> Dataset entries
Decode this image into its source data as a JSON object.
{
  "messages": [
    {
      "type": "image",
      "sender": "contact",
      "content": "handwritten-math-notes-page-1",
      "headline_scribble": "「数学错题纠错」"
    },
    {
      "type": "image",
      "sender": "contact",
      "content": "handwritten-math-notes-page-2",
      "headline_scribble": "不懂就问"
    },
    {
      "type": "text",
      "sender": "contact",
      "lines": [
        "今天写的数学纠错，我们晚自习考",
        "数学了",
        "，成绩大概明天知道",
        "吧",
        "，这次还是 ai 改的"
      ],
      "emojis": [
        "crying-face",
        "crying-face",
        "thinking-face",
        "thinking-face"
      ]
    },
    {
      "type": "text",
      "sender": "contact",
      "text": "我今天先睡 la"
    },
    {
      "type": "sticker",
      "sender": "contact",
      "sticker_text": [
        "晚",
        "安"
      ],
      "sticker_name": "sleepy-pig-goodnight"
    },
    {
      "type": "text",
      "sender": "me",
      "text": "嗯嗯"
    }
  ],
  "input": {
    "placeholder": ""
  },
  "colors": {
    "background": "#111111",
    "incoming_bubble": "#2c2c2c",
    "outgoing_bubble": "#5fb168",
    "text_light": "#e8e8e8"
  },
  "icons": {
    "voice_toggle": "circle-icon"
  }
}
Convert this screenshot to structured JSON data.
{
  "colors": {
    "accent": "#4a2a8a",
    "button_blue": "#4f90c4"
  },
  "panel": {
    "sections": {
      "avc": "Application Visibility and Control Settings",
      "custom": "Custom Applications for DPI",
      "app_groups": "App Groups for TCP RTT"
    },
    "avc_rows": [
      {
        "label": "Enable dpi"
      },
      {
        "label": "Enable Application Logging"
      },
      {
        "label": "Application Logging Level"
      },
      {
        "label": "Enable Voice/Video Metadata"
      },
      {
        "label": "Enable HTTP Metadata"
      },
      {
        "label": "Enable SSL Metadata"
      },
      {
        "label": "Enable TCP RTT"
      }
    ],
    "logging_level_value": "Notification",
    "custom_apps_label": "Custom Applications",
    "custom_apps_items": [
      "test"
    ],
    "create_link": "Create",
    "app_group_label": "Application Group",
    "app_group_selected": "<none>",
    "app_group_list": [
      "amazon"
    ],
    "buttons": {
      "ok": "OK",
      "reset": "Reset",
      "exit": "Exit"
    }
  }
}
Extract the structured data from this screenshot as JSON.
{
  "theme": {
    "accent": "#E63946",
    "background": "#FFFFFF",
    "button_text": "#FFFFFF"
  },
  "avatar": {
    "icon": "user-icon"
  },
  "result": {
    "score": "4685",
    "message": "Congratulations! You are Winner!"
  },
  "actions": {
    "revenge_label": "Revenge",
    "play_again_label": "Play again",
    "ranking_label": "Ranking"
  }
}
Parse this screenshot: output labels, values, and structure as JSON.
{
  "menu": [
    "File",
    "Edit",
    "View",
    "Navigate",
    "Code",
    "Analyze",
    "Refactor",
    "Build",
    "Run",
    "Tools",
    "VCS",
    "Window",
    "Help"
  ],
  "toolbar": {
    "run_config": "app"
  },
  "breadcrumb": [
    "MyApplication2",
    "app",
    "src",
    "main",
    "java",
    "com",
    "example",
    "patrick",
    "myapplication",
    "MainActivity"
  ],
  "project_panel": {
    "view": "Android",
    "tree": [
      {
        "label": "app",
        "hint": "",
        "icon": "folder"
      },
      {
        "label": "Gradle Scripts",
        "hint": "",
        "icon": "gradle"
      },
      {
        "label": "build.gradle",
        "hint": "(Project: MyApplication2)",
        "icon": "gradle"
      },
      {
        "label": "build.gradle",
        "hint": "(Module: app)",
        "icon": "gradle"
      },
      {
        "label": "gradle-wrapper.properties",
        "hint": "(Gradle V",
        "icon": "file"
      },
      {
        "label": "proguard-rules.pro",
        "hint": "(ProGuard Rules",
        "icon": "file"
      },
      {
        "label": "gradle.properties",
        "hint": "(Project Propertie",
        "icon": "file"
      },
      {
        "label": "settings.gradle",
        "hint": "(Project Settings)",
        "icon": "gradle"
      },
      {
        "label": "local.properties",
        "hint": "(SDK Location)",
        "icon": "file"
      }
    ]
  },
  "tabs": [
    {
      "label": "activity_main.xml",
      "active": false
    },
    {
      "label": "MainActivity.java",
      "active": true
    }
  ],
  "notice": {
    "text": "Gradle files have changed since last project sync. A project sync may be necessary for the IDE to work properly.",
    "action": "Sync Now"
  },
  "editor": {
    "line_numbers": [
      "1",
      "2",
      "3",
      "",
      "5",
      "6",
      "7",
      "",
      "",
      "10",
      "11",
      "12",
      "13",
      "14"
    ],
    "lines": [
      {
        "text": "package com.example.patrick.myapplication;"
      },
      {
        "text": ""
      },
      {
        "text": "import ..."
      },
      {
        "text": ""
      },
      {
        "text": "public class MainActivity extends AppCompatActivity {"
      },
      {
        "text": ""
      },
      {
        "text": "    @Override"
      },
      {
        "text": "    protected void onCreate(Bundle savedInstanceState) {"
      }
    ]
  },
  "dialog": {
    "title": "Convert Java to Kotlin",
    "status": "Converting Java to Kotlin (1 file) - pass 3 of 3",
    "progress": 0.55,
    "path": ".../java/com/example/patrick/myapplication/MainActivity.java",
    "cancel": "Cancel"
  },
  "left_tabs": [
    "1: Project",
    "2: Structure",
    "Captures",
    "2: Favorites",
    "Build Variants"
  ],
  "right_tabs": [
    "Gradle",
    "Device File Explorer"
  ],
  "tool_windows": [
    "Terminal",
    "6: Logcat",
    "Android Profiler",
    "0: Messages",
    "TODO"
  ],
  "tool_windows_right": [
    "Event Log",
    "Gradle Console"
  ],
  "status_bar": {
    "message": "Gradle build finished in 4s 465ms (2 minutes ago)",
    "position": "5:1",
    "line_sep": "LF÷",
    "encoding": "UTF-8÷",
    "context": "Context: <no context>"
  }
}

> Given task
Produce an exact copy of the whole listing.

> Task answer
Decode this image into its source data as a JSON object.
{
  "messages": [
    {
      "type": "image",
      "sender": "contact",
      "content": "handwritten-math-notes-page-1",
      "headline_scribble": "「数学错题纠错」"
    },
    {
      "type": "image",
      "sender": "contact",
      "content": "handwritten-math-notes-page-2",
      "headline_scribble": "不懂就问"
    },
    {
      "type": "text",
      "sender": "contact",
      "lines": [
        "今天写的数学纠错，我们晚自习考",
        "数学了",
        "，成绩大概明天知道",
        "吧",
        "，这次还是 ai 改的"
      ],
      "emojis": [
        "crying-face",
        "crying-face",
        "thinking-face",
        "thinking-face"
      ]
    },
    {
      "type": "text",
      "sender": "contact",
      "text": "我今天先睡 la"
    },
    {
      "type": "sticker",
      "sender": "contact",
      "sticker_text": [
        "晚",
        "安"
      ],
      "sticker_name": "sleepy-pig-goodnight"
    },
    {
      "type": "text",
      "sender": "me",
      "text": "嗯嗯"
    }
  ],
  "input": {
    "placeholder": ""
  },
  "colors": {
    "background": "#111111",
    "incoming_bubble": "#2c2c2c",
    "outgoing_bubble": "#5fb168",
    "text_light": "#e8e8e8"
  },
  "icons": {
    "voice_toggle": "circle-icon"
  }
}
Convert this screenshot to structured JSON data.
{
  "colors": {
    "accent": "#4a2a8a",
    "button_blue": "#4f90c4"
  },
  "panel": {
    "sections": {
      "avc": "Application Visibility and Control Settings",
      "custom": "Custom Applications for DPI",
      "app_groups": "App Groups for TCP RTT"
    },
    "avc_rows": [
      {
        "label": "Enable dpi"
      },
      {
        "label": "Enable Application Logging"
      },
      {
        "label": "Application Logging Level"
      },
      {
        "label": "Enable Voice/Video Metadata"
      },
      {
        "label": "Enable HTTP Metadata"
      },
      {
        "label": "Enable SSL Metadata"
      },
      {
        "label": "Enable TCP RTT"
      }
    ],
    "logging_level_value": "Notification",
    "custom_apps_label": "Custom Applications",
    "custom_apps_items": [
      "test"
    ],
    "create_link": "Create",
    "app_group_label": "Application Group",
    "app_group_selected": "<none>",
    "app_group_list": [
      "amazon"
    ],
    "buttons": {
      "ok": "OK",
      "reset": "Reset",
      "exit": "Exit"
    }
  }
}
Extract the structured data from this screenshot as JSON.
{
  "theme": {
    "accent": "#E63946",
    "background": "#FFFFFF",
    "button_text": "#FFFFFF"
  },
  "avatar": {
    "icon": "user-icon"
  },
  "result": {
    "score": "4685",
    "message": "Congratulations! You are Winner!"
  },
  "actions": {
    "revenge_label": "Revenge",
    "play_again_label": "Play again",
    "ranking_label": "Ranking"
  }
}
Parse this screenshot: output labels, values, and structure as JSON.
{
  "menu": [
    "File",
    "Edit",
    "View",
    "Navigate",
    "Code",
    "Analyze",
    "Refactor",
    "Build",
    "Run",
    "Tools",
    "VCS",
    "Window",
    "Help"
  ],
  "toolbar": {
    "run_config": "app"
  },
  "breadcrumb": [
    "MyApplication2",
    "app",
    "src",
    "main",
    "java",
    "com",
    "example",
    "patrick",
    "myapplication",
    "MainActivity"
  ],
  "project_panel": {
    "view": "Android",
    "tree": [
      {
        "label": "app",
        "hint": "",
        "icon": "folder"
      },
      {
        "label": "Gradle Scripts",
        "hint": "",
        "icon": "gradle"
      },
      {
        "label": "build.gradle",
        "hint": "(Project: MyApplication2)",
        "icon": "gradle"
      },
      {
        "label": "build.gradle",
        "hint": "(Module: app)",
        "icon": "gradle"
      },
      {
        "label": "gradle-wrapper.properties",
        "hint": "(Gradle V",
        "icon": "file"
      },
      {
        "label": "proguard-rules.pro",
        "hint": "(ProGuard Rules",
        "icon": "file"
      },
      {
        "label": "gradle.properties",
        "hint": "(Project Propertie",
        "icon": "file"
      },
      {
        "label": "settings.gradle",
        "hint": "(Project Settings)",
        "icon": "gradle"
      },
      {
        "label": "local.properties",
        "hint": "(SDK Location)",
        "icon": "file"
      }
    ]
  },
  "tabs": [
    {
      "label": "activity_main.xml",
      "active": false
    },
    {
      "label": "MainActivity.java",
      "active": true
    }
  ],
  "notice": {
    "text": "Gradle files have changed since last project sync. A project sync may be necessary for the IDE to work properly.",
    "action": "Sync Now"
  },
  "editor": {
    "line_numbers": [
      "1",
      "2",
      "3",
      "",
      "5",
      "6",
      "7",
      "",
      "",
      "10",
      "11",
      "12",
      "13",
      "14"
    ],
    "lines": [
      {
        "text": "package com.example.patrick.myapplication;"
      },
      {
        "text": ""
      },
      {
        "text": "import ..."
      },
      {
        "text": ""
      },
      {
        "text": "public class MainActivity extends AppCompatActivity {"
      },
      {
        "text": ""
      },
      {
        "text": "    @Override"
      },
      {
        "text": "    protected void onCreate(Bundle savedInstanceState) {"
      }
    ]
  },
  "dialog": {
    "title": "Convert Java to Kotlin",
    "status": "Converting Java to Kotlin (1 file) - pass 3 of 3",
    "progress": 0.55,
    "path": ".../java/com/example/patrick/myapplication/MainActivity.java",
    "cancel": "Cancel"
  },
  "left_tabs": [
    "1: Project",
    "2: Structure",
    "Captures",
    "2: Favorites",
    "Build Variants"
  ],
  "right_tabs": [
    "Gradle",
    "Device File Explorer"
  ],
  "tool_windows": [
    "Terminal",
    "6: Logcat",
    "Android Profiler",
    "0: Messages",
    "TODO"
  ],
  "tool_windows_right": [
    "Event Log",
    "Gradle Console"
  ],
  "status_bar": {
    "message": "Gradle build finished in 4s 465ms (2 minutes ago)",
    "position": "5:1",
    "line_sep": "LF÷",
    "encoding": "UTF-8÷",
    "context": "Context: <no context>"
  }
}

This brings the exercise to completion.